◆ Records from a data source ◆
= = = =

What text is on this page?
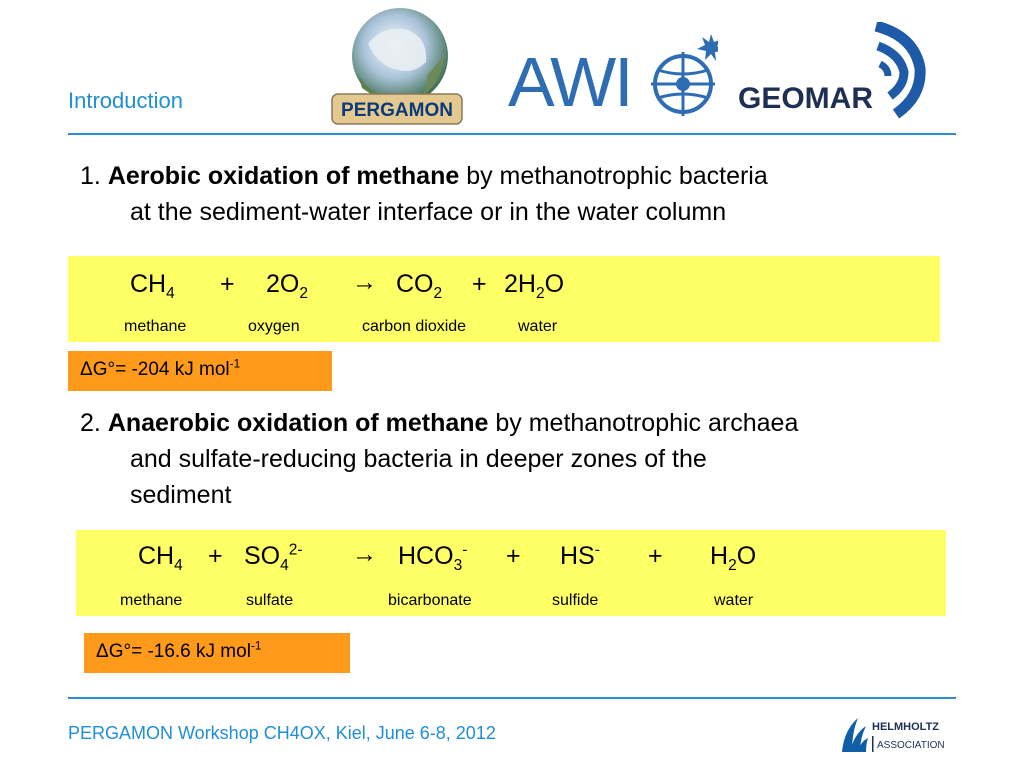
Introduction	PERGAMON AWI	GEOMAR
1. Aerobic oxidation of methane by methanotrophic bacteria
at the sediment-water interface or in the water column
$CH_4 + 2O_2 \to CO_2 + 2H_2O$
methane	oxygen	carbon dioxide	water
ΔG°= -204 kJ mol$^{-1}$
2. Anaerobic oxidation of methane by methanotrophic archaea
and sulfate-reducing bacteria in deeper zones of the
sediment
$CH_4 + SO_4^{2-} \to HCO_3^- + HS^- + H_2O$
methane	sulfate	bicarbonate	sulfide	water
ΔG°= -16.6 kJ mol$^{-1}$
PERGAMON Workshop CH4OX, Kiel, June 6-8, 2012	HELMHOLTZ
ASSOCIATION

= = = =

◆ THE PROBLEM ◆
Output the full set of records above without changing a word, and drop the images.

◆ OUTPUT ◆
What text is on this page?
Introduction	PERGAMON AWI	GEOMAR
1. Aerobic oxidation of methane by methanotrophic bacteria
at the sediment-water interface or in the water column
$CH_4 + 2O_2 \to CO_2 + 2H_2O$
methane	oxygen	carbon dioxide	water
ΔG°= -204 kJ mol$^{-1}$
2. Anaerobic oxidation of methane by methanotrophic archaea
and sulfate-reducing bacteria in deeper zones of the
sediment
$CH_4 + SO_4^{2-} \to HCO_3^- + HS^- + H_2O$
methane	sulfate	bicarbonate	sulfide	water
ΔG°= -16.6 kJ mol$^{-1}$
PERGAMON Workshop CH4OX, Kiel, June 6-8, 2012	HELMHOLTZ
ASSOCIATION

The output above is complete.